Job =
Give back exactly the lines running from the line with "Extract the structured" to the end of the entries, and only those lines.
↓
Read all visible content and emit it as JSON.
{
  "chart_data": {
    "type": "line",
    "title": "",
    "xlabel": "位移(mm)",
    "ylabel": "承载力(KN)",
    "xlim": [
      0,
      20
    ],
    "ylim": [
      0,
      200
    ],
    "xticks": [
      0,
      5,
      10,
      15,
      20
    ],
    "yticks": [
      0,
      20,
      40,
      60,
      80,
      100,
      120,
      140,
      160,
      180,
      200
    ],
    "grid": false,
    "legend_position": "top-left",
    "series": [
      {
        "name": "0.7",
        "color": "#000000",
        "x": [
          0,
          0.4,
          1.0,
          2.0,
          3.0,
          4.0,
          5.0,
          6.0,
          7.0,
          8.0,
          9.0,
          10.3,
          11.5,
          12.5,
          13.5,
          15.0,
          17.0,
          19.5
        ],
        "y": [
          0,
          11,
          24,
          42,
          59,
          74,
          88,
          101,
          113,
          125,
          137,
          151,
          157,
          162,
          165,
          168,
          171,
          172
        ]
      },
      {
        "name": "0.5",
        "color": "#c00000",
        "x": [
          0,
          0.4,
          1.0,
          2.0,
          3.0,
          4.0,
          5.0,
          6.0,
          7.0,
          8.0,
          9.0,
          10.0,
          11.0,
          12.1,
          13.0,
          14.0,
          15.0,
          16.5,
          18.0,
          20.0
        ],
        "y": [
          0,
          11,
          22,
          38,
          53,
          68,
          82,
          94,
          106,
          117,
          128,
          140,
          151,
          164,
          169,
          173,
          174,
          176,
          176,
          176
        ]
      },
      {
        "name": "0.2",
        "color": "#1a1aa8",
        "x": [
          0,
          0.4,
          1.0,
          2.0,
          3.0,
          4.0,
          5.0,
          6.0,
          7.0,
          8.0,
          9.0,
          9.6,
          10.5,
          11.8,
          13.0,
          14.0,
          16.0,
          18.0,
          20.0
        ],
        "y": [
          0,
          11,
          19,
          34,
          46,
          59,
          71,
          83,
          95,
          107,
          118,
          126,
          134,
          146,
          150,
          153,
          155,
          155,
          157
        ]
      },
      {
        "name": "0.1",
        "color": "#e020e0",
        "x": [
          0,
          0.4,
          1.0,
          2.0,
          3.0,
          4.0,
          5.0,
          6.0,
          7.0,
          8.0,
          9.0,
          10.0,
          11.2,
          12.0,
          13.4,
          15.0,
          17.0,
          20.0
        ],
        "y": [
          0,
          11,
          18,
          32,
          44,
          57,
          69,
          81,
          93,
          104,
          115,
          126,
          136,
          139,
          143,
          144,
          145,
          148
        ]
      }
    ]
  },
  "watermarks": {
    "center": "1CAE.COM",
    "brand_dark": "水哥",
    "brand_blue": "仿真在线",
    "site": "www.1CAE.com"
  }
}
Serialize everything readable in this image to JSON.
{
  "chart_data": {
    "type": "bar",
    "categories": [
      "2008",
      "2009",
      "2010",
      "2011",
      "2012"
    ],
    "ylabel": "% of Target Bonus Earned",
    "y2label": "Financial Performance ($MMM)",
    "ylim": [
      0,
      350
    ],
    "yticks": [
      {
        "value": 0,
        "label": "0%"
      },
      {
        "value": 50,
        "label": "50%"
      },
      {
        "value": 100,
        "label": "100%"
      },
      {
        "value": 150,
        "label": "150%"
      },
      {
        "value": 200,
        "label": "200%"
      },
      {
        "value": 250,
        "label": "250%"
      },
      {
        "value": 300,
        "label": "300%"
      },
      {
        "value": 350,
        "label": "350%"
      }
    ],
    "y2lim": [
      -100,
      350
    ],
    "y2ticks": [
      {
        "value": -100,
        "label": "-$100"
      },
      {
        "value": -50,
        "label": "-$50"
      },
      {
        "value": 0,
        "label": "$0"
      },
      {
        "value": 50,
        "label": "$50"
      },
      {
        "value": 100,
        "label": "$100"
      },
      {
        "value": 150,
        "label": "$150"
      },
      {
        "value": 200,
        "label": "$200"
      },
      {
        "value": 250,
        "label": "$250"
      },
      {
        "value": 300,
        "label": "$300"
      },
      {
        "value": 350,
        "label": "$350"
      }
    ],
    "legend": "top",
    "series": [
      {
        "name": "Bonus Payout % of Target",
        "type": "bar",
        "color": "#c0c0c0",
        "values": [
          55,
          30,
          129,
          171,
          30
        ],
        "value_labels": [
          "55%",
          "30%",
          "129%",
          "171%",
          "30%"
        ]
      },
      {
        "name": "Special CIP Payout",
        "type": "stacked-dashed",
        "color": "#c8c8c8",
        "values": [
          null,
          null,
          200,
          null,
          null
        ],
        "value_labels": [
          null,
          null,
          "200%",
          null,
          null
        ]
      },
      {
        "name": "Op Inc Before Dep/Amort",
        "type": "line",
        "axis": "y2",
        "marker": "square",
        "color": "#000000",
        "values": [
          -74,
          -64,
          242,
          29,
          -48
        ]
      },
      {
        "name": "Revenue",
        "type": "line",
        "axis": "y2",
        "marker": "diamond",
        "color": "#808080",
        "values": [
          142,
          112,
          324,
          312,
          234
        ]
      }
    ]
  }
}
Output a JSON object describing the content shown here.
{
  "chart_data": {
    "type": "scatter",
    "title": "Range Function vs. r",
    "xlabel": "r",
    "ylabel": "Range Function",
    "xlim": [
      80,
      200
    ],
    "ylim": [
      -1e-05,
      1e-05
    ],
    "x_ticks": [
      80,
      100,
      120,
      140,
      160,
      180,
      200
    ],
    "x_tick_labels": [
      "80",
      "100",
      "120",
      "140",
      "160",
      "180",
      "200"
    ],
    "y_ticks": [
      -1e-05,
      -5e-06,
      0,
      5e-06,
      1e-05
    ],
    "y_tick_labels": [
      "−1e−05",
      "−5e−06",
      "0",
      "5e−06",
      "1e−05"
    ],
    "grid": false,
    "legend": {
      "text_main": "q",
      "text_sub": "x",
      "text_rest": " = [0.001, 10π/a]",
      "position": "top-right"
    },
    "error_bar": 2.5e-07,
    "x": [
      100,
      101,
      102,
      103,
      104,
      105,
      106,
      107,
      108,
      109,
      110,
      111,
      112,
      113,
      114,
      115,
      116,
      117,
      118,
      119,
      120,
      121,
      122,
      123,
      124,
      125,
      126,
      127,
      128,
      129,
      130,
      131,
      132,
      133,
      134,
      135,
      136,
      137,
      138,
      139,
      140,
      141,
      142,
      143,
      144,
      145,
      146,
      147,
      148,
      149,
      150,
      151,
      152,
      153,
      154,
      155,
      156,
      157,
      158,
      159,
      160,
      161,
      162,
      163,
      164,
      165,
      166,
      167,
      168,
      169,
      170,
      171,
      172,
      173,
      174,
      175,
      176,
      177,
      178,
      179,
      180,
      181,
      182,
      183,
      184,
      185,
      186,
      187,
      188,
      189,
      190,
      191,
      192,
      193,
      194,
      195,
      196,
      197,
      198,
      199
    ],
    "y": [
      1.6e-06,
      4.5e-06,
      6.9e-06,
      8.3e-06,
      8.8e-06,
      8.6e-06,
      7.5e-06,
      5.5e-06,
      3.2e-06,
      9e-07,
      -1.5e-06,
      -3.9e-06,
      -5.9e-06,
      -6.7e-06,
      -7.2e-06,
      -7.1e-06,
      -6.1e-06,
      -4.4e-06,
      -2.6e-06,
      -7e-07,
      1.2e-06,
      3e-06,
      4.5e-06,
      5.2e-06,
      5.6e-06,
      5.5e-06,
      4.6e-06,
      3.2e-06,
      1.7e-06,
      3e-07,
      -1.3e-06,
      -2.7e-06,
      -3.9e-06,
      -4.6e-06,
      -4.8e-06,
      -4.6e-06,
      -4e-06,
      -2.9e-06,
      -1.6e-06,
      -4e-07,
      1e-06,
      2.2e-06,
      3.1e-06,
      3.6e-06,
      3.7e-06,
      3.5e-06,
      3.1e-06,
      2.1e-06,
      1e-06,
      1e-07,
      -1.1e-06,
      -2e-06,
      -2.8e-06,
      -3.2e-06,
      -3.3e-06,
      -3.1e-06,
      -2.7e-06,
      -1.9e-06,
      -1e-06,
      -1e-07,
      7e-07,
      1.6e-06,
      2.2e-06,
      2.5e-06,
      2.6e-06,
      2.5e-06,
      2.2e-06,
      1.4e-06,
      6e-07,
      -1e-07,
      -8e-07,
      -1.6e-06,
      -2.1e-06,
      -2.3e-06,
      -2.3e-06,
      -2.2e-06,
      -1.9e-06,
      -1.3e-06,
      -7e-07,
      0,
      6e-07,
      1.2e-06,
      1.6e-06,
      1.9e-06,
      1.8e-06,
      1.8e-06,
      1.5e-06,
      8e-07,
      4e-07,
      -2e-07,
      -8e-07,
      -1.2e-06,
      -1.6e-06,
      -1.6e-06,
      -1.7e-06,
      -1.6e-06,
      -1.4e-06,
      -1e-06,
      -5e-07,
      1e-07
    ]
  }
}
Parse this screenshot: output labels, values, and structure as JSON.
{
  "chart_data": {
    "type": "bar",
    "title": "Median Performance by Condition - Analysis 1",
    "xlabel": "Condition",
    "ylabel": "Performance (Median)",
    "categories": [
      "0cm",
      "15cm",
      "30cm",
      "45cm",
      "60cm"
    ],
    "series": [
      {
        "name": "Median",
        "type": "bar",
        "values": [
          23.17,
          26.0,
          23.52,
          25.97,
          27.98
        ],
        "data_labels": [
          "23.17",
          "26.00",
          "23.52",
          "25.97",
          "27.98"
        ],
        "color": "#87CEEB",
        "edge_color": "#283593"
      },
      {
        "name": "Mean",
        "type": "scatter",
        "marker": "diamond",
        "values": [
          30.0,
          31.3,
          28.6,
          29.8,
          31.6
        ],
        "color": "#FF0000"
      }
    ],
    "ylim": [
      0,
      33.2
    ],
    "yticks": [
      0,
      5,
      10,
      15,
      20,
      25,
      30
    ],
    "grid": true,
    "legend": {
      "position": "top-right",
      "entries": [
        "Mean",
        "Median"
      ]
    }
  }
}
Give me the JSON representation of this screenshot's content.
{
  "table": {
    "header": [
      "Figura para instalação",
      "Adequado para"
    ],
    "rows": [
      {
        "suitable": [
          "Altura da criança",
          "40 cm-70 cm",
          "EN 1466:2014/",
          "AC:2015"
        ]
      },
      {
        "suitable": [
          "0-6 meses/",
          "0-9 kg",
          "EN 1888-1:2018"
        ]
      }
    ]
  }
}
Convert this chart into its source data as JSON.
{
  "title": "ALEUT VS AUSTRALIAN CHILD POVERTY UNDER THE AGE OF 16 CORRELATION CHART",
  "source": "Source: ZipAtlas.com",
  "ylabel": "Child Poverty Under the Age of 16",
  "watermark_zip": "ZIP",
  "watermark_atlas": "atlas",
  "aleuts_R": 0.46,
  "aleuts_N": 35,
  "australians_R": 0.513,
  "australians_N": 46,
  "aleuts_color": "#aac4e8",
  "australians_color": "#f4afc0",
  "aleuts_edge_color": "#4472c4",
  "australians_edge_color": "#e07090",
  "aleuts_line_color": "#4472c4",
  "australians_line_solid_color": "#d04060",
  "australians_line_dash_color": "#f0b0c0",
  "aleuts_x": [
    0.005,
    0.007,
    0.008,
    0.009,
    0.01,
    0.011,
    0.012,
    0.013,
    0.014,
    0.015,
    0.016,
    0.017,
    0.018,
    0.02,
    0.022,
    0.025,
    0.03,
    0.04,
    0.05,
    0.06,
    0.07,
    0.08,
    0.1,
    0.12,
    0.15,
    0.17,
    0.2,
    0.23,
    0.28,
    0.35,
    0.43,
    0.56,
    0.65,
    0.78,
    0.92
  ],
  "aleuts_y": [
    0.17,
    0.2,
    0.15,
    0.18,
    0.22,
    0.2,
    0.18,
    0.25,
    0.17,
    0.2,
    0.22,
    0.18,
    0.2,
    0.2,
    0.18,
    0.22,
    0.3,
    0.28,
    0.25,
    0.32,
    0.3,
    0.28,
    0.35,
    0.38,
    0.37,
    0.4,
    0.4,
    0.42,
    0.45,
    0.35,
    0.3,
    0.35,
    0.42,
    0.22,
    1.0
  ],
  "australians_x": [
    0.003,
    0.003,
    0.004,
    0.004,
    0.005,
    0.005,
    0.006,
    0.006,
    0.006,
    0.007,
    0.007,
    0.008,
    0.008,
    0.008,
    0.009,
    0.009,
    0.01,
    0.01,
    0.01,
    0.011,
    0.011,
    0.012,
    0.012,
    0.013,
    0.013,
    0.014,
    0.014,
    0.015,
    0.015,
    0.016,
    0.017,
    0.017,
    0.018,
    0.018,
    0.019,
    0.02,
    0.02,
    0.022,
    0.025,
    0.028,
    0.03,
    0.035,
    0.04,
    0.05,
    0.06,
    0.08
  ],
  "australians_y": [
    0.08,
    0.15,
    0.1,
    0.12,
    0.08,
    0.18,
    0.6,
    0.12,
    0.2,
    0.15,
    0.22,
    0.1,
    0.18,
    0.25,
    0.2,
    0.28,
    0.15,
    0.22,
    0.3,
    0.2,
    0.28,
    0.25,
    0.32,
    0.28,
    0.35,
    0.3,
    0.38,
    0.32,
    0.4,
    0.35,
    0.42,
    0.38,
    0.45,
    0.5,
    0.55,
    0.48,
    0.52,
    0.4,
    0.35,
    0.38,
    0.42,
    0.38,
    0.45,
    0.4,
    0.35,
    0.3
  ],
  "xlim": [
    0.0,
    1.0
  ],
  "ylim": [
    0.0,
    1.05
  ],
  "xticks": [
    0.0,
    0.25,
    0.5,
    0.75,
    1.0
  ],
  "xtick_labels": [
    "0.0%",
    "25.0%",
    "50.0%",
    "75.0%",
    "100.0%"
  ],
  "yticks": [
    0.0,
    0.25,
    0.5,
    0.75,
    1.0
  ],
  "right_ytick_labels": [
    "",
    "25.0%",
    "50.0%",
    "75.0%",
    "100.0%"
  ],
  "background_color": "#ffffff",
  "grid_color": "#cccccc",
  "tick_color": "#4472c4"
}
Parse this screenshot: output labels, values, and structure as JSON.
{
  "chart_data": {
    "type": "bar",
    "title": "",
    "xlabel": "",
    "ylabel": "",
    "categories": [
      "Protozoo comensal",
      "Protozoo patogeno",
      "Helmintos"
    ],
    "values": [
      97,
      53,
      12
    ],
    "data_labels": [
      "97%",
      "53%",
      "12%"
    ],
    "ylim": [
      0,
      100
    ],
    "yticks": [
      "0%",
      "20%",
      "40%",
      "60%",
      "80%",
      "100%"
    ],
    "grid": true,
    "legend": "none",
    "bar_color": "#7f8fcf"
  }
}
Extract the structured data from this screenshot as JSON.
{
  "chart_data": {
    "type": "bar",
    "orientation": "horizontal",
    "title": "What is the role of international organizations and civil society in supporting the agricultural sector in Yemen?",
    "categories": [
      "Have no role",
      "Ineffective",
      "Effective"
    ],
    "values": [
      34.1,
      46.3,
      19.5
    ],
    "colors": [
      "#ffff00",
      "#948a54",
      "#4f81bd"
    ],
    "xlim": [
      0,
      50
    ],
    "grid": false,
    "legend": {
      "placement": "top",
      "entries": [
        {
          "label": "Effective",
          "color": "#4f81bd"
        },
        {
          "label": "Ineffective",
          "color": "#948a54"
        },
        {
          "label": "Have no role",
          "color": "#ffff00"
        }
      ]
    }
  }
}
↑
Response =
Extract the structured data from this screenshot as JSON.
{
  "chart_data": {
    "type": "bar",
    "orientation": "horizontal",
    "title": "What is the role of international organizations and civil society in supporting the agricultural sector in Yemen?",
    "categories": [
      "Have no role",
      "Ineffective",
      "Effective"
    ],
    "values": [
      34.1,
      46.3,
      19.5
    ],
    "colors": [
      "#ffff00",
      "#948a54",
      "#4f81bd"
    ],
    "xlim": [
      0,
      50
    ],
    "grid": false,
    "legend": {
      "placement": "top",
      "entries": [
        {
          "label": "Effective",
          "color": "#4f81bd"
        },
        {
          "label": "Ineffective",
          "color": "#948a54"
        },
        {
          "label": "Have no role",
          "color": "#ffff00"
        }
      ]
    }
  }
}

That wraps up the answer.